### Task directions
Every entry below should be transcribed exactly; pictures stay out of the copy.

>> Start Available data

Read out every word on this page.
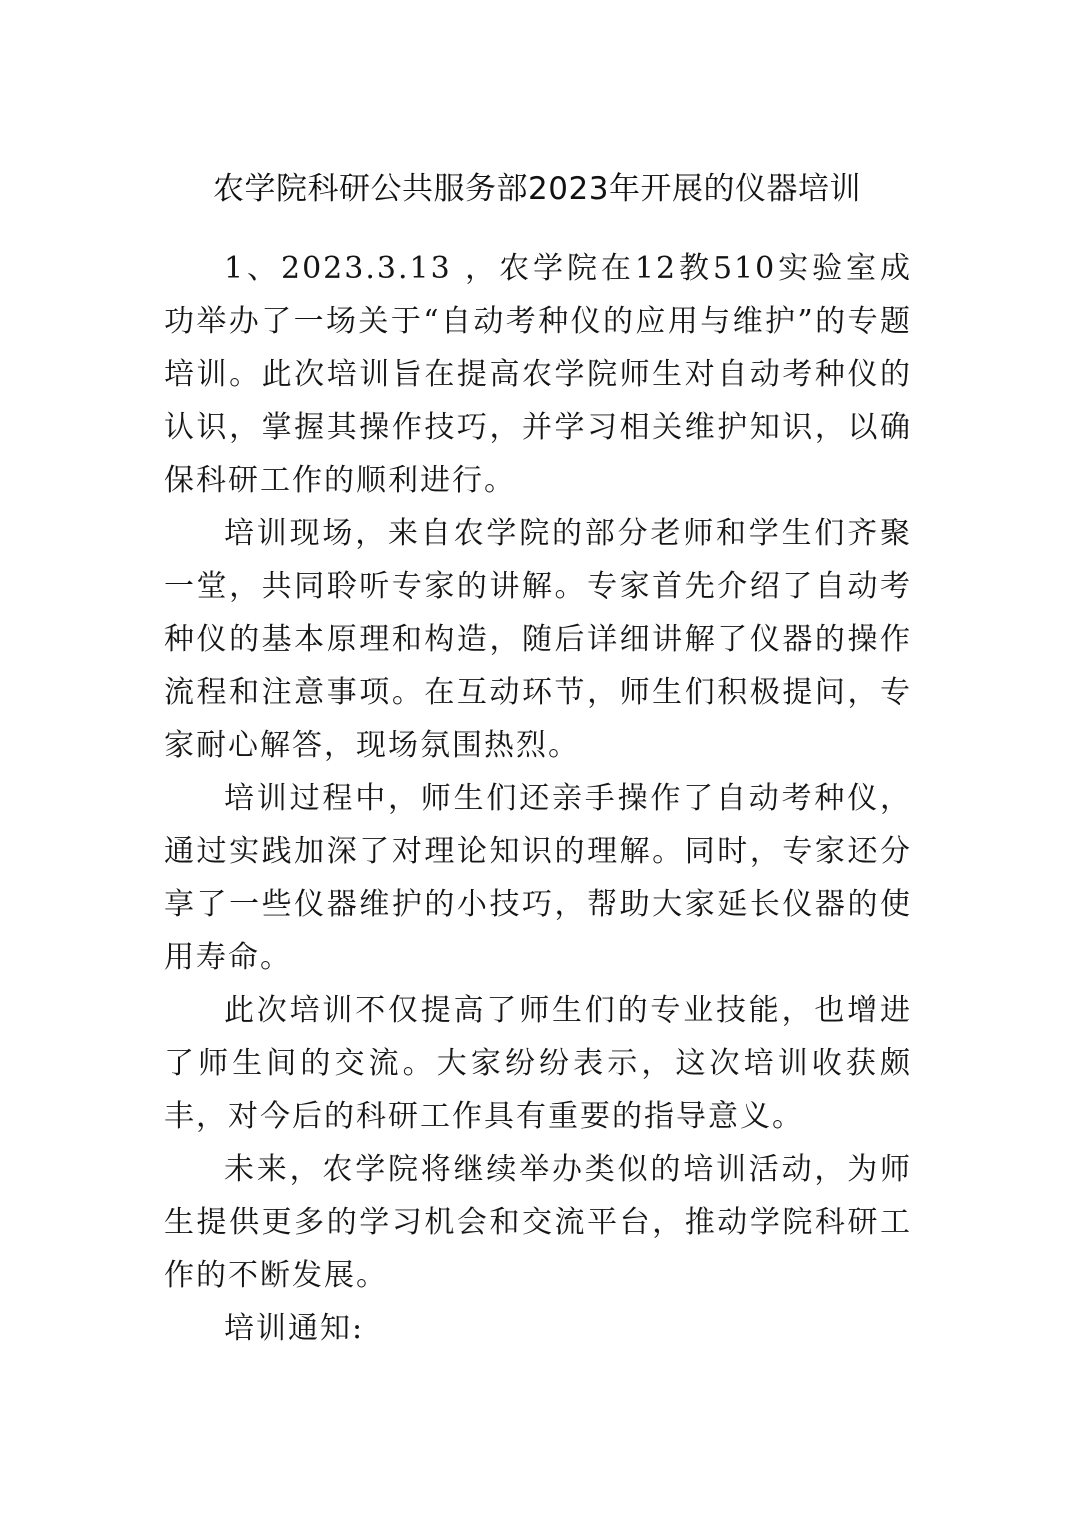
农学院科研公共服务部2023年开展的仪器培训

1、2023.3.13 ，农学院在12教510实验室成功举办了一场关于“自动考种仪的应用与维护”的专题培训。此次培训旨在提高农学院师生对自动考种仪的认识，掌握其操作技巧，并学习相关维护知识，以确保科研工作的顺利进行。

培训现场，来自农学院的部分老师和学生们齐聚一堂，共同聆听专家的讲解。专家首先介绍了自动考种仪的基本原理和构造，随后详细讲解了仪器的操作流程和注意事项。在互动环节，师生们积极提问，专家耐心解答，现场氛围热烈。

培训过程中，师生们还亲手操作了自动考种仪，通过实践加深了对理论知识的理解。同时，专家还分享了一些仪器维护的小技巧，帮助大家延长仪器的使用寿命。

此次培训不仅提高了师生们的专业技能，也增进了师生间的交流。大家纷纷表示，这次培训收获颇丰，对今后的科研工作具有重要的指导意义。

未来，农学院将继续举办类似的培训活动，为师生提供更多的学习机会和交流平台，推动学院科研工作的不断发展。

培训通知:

>> End Available data

### Result
Read out every word on this page.
农学院科研公共服务部2023年开展的仪器培训

1、2023.3.13 ，农学院在12教510实验室成功举办了一场关于“自动考种仪的应用与维护”的专题培训。此次培训旨在提高农学院师生对自动考种仪的认识，掌握其操作技巧，并学习相关维护知识，以确保科研工作的顺利进行。

培训现场，来自农学院的部分老师和学生们齐聚一堂，共同聆听专家的讲解。专家首先介绍了自动考种仪的基本原理和构造，随后详细讲解了仪器的操作流程和注意事项。在互动环节，师生们积极提问，专家耐心解答，现场氛围热烈。

培训过程中，师生们还亲手操作了自动考种仪，通过实践加深了对理论知识的理解。同时，专家还分享了一些仪器维护的小技巧，帮助大家延长仪器的使用寿命。

此次培训不仅提高了师生们的专业技能，也增进了师生间的交流。大家纷纷表示，这次培训收获颇丰，对今后的科研工作具有重要的指导意义。

未来，农学院将继续举办类似的培训活动，为师生提供更多的学习机会和交流平台，推动学院科研工作的不断发展。

培训通知:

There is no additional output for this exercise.